§ **Given instruction**
Pull out every line from the listing that has the word "temperature".

§ **Stored records**
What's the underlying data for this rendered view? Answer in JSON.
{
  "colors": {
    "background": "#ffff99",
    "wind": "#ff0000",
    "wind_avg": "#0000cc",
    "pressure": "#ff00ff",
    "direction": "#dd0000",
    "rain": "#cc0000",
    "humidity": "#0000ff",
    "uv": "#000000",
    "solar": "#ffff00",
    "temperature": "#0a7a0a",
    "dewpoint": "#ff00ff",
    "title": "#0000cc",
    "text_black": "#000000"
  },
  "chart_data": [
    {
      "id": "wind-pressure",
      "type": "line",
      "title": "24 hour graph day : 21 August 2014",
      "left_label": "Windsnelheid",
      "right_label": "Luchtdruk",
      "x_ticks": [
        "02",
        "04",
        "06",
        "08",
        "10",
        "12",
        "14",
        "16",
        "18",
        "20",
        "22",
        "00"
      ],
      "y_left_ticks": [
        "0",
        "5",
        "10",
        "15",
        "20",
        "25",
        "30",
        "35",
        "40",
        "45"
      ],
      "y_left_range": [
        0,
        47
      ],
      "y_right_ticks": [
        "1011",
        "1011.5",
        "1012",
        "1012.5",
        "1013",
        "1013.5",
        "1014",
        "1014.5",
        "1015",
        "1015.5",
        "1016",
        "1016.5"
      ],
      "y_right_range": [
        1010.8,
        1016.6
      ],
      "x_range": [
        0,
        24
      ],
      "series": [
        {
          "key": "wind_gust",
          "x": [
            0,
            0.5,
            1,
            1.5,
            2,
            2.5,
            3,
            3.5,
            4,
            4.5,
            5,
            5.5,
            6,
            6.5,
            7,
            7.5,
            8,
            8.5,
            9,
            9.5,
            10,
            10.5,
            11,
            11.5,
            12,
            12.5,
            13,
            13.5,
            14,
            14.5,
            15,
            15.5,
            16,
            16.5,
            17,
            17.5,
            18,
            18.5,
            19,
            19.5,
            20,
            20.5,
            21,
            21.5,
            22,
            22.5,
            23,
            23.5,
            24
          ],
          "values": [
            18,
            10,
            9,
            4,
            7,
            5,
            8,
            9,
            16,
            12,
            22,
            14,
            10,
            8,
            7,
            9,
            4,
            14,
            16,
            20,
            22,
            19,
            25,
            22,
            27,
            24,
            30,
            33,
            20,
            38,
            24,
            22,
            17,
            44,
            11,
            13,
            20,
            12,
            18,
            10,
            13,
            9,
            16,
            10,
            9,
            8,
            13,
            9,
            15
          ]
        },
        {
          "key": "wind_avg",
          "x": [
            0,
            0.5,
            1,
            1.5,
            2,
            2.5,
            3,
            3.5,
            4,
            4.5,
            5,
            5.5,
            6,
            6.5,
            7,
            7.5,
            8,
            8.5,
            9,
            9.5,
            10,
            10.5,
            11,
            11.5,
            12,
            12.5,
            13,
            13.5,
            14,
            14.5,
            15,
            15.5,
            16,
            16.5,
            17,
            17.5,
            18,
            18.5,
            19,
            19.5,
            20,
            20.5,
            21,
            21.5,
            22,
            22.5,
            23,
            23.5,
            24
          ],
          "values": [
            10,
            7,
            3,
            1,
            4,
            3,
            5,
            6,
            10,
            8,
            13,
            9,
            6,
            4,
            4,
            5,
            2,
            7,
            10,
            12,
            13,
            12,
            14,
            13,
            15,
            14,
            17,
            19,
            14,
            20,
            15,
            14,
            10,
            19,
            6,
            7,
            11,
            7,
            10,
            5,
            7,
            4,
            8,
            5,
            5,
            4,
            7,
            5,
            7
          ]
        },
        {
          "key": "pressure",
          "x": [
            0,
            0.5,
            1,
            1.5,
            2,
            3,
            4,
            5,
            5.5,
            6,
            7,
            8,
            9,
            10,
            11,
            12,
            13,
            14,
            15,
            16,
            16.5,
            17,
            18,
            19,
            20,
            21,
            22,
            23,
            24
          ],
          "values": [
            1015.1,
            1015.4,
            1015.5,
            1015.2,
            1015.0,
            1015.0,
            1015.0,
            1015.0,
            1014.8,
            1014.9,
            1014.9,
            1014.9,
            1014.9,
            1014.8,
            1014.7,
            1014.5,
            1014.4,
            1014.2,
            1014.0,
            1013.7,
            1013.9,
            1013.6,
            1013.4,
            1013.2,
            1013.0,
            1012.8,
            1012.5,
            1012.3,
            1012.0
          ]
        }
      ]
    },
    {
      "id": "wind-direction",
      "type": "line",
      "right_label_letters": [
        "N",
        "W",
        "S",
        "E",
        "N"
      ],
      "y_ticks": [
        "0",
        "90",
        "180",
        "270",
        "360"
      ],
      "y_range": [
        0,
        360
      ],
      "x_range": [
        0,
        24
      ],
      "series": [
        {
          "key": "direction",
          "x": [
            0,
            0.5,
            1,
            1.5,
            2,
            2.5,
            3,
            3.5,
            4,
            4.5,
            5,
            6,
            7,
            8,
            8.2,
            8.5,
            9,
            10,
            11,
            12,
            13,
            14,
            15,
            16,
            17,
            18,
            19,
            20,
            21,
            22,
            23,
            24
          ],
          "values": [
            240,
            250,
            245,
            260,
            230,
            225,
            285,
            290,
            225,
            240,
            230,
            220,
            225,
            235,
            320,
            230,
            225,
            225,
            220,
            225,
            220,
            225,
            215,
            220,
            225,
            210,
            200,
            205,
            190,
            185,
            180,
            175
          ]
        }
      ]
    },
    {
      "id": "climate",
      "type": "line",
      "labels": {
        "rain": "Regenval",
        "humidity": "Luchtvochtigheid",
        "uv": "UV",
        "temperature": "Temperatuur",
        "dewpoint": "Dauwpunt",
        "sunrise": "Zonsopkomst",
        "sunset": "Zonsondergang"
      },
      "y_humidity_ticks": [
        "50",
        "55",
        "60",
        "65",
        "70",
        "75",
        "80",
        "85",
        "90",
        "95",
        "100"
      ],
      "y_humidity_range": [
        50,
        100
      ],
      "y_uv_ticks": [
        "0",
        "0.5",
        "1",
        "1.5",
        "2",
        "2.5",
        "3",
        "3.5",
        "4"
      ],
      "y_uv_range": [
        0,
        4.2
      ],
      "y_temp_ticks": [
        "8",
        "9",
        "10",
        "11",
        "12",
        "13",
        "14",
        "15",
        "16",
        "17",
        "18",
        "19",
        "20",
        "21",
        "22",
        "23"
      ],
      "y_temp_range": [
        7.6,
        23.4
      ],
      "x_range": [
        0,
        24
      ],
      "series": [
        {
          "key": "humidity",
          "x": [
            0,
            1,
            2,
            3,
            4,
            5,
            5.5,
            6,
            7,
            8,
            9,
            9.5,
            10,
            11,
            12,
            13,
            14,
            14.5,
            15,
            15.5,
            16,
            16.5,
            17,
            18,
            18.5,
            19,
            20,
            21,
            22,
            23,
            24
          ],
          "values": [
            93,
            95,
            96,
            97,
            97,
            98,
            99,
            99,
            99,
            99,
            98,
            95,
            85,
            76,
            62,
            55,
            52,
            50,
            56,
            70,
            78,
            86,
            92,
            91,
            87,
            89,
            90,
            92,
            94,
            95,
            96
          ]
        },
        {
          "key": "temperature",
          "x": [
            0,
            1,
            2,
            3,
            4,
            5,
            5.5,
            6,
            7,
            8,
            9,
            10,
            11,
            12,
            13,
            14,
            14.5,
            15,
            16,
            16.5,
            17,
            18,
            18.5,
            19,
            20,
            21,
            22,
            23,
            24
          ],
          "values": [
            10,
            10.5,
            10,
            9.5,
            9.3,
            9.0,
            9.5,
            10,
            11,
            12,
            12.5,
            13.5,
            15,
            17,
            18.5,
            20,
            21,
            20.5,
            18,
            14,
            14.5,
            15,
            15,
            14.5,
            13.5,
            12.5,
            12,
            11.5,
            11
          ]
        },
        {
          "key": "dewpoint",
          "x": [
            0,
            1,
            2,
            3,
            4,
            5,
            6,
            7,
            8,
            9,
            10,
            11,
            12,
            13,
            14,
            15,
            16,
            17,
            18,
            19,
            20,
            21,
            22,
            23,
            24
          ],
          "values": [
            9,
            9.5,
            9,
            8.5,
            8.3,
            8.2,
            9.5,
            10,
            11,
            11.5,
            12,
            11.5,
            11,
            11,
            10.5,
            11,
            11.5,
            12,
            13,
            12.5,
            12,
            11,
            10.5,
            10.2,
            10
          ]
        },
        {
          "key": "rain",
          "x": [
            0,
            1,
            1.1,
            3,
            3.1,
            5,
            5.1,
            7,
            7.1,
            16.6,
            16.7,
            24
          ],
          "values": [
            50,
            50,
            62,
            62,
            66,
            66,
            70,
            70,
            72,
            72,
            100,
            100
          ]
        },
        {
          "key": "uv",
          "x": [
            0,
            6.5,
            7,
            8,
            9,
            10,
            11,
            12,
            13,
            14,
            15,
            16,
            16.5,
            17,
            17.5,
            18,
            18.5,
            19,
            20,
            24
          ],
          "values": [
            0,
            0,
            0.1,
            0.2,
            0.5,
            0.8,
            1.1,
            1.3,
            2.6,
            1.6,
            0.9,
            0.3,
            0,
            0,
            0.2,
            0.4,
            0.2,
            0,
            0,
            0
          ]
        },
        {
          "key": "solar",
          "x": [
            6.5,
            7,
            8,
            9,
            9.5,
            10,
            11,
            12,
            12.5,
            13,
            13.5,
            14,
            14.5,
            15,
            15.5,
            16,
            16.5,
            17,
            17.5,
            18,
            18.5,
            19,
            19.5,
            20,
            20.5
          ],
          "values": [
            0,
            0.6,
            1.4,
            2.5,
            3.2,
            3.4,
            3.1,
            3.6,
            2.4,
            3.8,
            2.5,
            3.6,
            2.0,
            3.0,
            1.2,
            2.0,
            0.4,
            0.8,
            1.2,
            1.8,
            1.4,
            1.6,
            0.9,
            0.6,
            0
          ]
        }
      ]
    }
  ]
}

§ **Correct response**
    "temperature": "#0a7a0a",
        "temperature": "Temperatuur",
          "key": "temperature",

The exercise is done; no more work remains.